**** RECORDS FOR THE TASK

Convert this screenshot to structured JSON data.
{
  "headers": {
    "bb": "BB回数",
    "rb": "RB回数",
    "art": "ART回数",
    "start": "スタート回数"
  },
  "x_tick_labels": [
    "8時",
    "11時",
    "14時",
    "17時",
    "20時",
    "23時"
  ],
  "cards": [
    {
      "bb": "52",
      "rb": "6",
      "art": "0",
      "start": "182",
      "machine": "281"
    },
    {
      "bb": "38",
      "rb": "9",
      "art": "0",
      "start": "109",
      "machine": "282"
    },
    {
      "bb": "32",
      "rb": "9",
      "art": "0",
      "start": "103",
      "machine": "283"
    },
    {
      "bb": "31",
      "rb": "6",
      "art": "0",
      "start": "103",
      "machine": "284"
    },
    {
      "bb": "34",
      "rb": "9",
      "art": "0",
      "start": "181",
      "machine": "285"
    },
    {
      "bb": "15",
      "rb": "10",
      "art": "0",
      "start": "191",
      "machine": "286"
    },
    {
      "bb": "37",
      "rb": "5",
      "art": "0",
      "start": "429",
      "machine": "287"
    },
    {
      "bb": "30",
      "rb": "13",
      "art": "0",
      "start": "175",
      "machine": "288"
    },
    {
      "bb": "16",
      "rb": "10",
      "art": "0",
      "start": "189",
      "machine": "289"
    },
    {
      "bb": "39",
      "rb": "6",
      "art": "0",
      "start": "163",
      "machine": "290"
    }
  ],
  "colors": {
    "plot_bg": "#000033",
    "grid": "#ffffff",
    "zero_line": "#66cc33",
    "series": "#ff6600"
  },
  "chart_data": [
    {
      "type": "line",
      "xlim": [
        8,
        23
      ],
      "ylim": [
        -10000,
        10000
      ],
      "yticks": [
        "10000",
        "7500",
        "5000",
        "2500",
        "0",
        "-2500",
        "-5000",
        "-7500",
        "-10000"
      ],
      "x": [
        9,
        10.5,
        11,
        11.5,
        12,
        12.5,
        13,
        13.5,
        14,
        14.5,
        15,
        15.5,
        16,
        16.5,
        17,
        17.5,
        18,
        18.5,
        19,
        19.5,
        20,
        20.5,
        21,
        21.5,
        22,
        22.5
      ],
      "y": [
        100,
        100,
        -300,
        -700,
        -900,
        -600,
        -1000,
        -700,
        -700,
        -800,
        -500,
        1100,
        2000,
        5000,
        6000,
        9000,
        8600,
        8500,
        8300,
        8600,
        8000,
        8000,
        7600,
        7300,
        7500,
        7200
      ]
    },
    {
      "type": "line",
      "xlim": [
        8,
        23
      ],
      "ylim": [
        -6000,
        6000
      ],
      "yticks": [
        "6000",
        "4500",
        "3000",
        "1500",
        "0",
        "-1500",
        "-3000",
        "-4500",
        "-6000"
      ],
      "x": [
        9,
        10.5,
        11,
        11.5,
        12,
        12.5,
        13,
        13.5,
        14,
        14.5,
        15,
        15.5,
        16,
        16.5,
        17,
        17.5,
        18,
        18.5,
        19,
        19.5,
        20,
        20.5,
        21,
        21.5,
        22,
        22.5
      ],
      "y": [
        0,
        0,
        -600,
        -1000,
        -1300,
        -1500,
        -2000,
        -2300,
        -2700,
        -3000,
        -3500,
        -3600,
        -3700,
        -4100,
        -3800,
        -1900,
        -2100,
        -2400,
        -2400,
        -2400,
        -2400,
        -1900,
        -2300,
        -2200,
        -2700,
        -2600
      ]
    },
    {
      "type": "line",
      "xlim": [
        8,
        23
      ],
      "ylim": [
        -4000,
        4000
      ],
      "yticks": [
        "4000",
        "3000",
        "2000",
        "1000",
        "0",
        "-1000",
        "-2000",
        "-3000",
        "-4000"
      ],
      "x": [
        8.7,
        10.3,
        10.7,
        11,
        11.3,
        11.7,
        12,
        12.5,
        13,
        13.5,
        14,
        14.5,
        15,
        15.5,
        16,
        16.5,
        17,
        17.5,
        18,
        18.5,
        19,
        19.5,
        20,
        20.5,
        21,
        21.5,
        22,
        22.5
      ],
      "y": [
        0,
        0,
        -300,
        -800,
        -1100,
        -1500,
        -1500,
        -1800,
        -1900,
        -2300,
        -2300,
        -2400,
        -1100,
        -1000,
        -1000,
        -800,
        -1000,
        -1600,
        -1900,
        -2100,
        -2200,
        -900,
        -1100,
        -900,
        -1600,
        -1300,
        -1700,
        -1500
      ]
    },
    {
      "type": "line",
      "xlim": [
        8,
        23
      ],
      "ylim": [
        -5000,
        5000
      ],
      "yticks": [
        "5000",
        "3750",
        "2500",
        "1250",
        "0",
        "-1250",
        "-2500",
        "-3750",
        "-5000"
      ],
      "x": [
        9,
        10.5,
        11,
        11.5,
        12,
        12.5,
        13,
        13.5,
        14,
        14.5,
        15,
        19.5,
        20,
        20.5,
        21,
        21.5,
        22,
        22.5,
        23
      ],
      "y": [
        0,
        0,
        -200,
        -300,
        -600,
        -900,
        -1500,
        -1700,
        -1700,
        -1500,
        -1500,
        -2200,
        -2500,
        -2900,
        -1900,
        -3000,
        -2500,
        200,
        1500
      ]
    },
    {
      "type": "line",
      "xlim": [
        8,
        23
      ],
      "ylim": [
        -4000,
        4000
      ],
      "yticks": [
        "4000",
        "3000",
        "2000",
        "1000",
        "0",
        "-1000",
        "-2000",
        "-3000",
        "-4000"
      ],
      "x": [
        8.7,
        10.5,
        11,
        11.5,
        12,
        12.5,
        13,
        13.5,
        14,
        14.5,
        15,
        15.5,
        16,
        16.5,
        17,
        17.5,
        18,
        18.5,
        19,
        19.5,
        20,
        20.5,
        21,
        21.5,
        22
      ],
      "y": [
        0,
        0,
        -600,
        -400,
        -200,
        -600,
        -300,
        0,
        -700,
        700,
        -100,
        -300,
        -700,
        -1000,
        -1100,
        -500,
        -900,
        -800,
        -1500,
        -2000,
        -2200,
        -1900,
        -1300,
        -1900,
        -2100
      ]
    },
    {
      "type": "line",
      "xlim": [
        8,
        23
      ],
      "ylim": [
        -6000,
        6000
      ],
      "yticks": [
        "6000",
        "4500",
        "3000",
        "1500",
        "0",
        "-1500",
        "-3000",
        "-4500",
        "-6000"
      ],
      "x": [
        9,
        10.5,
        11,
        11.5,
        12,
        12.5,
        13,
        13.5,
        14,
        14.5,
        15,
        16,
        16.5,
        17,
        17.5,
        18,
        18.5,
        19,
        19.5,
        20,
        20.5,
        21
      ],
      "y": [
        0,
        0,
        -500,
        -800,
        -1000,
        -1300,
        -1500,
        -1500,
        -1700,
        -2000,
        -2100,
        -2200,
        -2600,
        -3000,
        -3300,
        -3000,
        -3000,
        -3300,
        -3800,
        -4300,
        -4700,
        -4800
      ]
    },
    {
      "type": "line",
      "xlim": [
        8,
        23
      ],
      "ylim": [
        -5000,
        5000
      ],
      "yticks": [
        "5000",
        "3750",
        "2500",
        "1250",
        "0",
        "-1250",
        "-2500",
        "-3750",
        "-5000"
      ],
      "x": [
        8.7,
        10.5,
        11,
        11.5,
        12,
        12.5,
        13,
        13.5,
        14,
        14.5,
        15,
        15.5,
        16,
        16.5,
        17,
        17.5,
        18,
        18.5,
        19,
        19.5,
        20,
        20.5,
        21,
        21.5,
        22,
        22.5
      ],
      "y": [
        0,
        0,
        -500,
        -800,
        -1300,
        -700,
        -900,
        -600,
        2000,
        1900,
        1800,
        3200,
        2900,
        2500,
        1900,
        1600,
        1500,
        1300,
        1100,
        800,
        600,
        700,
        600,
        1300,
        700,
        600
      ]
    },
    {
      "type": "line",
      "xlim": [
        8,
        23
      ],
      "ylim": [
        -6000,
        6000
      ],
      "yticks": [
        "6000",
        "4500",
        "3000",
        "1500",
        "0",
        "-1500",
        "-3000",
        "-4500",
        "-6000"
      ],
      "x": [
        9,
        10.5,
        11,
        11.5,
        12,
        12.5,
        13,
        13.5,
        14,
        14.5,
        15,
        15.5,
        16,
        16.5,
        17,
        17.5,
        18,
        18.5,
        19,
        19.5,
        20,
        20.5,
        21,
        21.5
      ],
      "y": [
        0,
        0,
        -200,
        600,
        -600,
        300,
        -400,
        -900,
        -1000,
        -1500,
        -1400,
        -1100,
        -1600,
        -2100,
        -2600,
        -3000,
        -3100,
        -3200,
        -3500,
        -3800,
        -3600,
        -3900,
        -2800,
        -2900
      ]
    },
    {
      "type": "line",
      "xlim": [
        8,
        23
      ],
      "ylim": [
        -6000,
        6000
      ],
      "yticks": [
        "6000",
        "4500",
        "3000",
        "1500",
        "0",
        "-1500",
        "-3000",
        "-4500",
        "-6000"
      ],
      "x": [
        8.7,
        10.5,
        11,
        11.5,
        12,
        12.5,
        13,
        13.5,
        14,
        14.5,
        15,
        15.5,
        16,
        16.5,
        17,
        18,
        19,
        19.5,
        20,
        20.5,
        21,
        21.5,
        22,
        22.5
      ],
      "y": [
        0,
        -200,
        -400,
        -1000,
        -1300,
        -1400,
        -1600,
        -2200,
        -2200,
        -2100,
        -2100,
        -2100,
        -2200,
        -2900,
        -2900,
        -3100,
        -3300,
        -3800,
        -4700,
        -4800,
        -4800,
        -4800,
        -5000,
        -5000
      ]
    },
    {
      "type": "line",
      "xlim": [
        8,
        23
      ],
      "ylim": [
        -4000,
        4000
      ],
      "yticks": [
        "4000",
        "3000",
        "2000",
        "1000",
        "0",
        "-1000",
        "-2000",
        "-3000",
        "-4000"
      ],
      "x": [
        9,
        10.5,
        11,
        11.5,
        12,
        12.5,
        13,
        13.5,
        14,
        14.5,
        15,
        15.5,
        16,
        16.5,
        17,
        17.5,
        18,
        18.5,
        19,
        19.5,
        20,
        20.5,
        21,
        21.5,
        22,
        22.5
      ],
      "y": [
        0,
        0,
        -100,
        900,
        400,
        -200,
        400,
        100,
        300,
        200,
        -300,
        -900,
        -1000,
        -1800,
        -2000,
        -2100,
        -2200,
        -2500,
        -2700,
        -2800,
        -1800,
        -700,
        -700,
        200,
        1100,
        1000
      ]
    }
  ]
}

********

### DIRECTIONS
Locate all lines holding the word "start", then copy them out.

### WRITTEN SOLUTION
    "start": "スタート回数"
      "start": "182",
      "start": "109",
      "start": "103",
      "start": "103",
      "start": "181",
      "start": "191",
      "start": "429",
      "start": "175",
      "start": "189",
      "start": "163",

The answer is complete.